▶ **Source records**:
┄┄┄┄┄┄┄┄┄┄┄┄┄┄┄┄┄┄┄┄
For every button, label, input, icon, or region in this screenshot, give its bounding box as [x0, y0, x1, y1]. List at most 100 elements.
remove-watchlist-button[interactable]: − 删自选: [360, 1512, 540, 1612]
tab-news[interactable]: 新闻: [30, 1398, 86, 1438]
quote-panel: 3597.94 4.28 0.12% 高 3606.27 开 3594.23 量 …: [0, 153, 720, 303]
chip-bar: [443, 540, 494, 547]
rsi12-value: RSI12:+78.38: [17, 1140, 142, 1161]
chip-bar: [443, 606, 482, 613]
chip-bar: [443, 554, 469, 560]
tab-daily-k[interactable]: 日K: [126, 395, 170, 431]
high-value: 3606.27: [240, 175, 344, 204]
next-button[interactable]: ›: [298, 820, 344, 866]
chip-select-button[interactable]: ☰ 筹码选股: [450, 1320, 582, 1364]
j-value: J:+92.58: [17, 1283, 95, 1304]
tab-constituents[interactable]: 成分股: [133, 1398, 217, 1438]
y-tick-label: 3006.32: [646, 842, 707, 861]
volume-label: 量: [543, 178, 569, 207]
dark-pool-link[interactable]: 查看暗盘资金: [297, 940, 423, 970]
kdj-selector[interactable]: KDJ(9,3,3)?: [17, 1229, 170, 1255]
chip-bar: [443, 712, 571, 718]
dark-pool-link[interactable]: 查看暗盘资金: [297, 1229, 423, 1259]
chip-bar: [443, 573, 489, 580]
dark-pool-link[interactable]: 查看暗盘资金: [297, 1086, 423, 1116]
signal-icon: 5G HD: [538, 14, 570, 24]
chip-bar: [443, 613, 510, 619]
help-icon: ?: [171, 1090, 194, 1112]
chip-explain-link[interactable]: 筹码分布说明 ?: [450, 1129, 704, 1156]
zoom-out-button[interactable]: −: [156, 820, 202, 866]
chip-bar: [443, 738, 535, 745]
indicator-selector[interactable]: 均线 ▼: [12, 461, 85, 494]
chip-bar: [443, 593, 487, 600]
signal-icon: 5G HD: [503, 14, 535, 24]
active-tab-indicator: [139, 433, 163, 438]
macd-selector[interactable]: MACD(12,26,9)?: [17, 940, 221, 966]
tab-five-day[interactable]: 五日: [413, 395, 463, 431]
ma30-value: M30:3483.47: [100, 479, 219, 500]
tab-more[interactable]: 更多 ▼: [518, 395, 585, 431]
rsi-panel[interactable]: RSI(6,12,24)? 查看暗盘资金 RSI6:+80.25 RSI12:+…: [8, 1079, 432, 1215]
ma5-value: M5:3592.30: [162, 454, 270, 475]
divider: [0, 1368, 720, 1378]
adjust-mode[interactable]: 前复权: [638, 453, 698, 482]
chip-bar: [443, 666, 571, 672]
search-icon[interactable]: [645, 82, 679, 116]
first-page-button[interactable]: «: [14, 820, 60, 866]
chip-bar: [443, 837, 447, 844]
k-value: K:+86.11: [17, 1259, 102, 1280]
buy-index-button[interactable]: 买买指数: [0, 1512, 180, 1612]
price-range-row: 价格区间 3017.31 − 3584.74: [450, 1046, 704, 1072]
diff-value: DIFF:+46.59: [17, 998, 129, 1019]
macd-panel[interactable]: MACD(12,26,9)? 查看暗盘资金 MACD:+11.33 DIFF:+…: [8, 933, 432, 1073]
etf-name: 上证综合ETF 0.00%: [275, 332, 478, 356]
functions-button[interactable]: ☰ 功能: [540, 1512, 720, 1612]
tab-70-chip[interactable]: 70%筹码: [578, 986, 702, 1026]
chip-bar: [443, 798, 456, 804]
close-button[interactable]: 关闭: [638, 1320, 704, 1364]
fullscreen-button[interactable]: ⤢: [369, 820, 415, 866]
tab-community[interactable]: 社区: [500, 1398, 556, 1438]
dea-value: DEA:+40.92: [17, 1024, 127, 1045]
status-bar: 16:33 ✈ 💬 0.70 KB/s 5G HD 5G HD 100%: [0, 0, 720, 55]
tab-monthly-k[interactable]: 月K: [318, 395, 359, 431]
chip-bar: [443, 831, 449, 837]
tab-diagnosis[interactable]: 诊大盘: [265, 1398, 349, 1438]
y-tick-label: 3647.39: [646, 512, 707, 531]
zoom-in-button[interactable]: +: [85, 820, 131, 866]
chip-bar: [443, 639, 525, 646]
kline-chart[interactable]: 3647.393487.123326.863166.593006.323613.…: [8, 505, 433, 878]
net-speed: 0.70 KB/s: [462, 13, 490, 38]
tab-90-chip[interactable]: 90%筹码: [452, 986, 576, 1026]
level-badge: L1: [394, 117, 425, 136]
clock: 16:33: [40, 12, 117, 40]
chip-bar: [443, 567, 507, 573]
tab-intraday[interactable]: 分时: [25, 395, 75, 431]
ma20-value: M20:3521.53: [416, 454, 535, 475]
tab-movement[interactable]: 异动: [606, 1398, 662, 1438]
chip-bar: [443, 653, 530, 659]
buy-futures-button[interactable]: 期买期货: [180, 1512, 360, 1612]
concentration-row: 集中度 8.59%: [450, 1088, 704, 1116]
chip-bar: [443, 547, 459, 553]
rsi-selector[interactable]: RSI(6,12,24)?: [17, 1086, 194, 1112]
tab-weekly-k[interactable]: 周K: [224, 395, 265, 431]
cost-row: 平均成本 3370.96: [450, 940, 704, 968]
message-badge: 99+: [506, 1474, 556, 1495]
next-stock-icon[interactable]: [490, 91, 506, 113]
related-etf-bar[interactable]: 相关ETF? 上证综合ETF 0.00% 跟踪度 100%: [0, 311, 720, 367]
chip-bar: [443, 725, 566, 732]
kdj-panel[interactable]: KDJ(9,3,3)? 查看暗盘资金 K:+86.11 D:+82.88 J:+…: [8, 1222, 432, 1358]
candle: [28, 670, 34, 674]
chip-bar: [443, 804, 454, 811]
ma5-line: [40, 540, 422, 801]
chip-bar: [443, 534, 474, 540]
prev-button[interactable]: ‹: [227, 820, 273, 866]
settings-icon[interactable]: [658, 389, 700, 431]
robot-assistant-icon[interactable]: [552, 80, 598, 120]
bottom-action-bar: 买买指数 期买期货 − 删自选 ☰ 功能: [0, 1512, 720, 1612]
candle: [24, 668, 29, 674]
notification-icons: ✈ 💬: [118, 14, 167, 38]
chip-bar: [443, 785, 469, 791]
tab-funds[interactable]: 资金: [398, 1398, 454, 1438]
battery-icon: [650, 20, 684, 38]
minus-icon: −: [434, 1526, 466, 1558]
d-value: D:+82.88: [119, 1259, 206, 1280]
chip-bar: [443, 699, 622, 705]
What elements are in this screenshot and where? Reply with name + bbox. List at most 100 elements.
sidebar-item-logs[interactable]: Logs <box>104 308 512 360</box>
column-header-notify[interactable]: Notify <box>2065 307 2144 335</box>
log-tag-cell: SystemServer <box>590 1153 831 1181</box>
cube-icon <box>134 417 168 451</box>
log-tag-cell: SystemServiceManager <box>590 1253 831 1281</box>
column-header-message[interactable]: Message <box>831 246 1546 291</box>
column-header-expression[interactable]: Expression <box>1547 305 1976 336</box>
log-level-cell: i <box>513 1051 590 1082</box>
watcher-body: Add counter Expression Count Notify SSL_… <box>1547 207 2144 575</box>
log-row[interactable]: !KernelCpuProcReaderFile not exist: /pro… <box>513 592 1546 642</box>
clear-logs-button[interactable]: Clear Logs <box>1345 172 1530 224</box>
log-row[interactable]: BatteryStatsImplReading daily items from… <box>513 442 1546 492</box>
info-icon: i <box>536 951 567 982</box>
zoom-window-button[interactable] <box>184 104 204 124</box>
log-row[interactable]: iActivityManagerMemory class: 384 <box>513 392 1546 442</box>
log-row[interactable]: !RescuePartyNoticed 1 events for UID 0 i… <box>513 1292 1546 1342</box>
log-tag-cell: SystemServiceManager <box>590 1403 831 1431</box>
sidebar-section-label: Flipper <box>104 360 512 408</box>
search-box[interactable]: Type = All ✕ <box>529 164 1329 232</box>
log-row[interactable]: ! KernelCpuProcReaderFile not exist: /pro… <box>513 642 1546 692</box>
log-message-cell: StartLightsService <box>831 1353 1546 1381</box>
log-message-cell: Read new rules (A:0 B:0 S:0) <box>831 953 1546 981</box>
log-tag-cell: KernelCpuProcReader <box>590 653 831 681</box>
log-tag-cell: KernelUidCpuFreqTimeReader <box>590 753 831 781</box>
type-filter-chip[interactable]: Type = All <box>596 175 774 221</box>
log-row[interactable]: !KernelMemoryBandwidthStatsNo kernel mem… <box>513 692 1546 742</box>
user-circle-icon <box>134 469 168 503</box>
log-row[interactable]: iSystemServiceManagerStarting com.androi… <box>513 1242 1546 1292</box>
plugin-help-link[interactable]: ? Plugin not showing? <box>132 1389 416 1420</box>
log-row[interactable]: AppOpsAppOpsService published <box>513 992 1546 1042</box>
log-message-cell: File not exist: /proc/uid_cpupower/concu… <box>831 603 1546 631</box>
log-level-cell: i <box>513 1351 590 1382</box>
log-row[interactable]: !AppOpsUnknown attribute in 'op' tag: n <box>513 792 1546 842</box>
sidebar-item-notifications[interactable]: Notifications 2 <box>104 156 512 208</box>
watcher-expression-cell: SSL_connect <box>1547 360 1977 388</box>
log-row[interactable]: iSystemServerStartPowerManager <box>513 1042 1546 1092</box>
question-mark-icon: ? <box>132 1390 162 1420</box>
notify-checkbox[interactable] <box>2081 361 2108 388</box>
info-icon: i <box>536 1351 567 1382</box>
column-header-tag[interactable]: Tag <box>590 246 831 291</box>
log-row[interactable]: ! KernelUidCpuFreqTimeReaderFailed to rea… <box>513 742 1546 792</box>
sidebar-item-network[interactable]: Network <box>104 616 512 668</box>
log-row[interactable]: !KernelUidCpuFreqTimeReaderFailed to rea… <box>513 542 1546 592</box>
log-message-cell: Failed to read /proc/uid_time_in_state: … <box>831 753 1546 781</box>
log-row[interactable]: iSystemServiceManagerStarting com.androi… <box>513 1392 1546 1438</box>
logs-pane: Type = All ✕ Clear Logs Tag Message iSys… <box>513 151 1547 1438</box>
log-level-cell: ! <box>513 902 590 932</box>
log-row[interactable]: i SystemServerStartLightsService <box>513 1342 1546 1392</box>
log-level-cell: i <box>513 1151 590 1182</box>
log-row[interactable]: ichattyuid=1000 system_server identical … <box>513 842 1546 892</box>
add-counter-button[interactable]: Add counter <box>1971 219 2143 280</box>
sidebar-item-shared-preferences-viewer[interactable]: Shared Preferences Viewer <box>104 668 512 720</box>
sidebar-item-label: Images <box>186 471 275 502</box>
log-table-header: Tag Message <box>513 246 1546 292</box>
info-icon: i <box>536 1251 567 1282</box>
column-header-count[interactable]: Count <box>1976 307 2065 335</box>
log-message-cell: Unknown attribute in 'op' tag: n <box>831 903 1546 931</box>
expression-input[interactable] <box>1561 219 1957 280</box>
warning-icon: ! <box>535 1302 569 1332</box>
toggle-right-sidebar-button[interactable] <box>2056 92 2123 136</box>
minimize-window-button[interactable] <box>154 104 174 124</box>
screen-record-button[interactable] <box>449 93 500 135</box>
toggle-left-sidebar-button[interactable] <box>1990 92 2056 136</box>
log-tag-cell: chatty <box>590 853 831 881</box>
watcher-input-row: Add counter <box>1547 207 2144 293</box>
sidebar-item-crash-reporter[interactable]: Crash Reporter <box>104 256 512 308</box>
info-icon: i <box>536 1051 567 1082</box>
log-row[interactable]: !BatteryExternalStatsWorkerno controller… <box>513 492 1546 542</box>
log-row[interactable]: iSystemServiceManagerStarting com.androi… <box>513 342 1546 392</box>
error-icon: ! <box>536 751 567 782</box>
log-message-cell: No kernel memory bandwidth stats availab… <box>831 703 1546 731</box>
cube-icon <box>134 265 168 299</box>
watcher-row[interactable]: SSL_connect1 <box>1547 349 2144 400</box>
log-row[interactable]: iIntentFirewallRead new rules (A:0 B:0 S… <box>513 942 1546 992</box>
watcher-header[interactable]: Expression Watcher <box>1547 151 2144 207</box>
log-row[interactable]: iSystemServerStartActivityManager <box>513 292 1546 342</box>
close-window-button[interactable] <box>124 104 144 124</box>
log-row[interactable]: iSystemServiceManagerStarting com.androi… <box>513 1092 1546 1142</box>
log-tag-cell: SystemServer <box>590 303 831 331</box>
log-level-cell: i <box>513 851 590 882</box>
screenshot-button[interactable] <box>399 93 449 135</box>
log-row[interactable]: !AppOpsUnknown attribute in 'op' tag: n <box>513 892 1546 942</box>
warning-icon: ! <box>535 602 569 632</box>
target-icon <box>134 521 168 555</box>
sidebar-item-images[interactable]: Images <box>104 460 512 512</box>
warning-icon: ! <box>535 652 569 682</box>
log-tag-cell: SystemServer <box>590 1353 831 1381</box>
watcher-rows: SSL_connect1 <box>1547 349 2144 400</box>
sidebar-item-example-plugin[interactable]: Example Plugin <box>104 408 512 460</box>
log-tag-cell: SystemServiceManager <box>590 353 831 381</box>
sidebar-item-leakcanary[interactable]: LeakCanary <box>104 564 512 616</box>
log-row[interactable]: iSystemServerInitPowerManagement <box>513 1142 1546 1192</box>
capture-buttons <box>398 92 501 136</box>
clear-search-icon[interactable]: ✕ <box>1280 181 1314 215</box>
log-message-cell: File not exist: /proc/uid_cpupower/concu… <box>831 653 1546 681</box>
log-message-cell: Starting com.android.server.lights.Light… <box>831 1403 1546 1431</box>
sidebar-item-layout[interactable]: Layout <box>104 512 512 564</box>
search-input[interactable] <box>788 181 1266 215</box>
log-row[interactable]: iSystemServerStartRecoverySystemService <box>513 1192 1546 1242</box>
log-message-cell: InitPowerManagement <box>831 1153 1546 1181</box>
┄┄┄┄┄┄┄┄┄┄┄┄┄┄┄┄┄┄┄┄
▶ **What this task involves**: Reproduce the listing verbatim, starting at its first line and ending at the line that contains "tab-daily-k[interactable]: 日K: [126, 395, 170, 431]", with both of those lines included.

▶ **Written answer**:
For every button, label, input, icon, or region in this screenshot, give its bounding box as [x0, y0, x1, y1]. List at most 100 elements.
remove-watchlist-button[interactable]: − 删自选: [360, 1512, 540, 1612]
tab-news[interactable]: 新闻: [30, 1398, 86, 1438]
quote-panel: 3597.94 4.28 0.12% 高 3606.27 开 3594.23 量 …: [0, 153, 720, 303]
chip-bar: [443, 540, 494, 547]
rsi12-value: RSI12:+78.38: [17, 1140, 142, 1161]
chip-bar: [443, 606, 482, 613]
chip-bar: [443, 554, 469, 560]
tab-daily-k[interactable]: 日K: [126, 395, 170, 431]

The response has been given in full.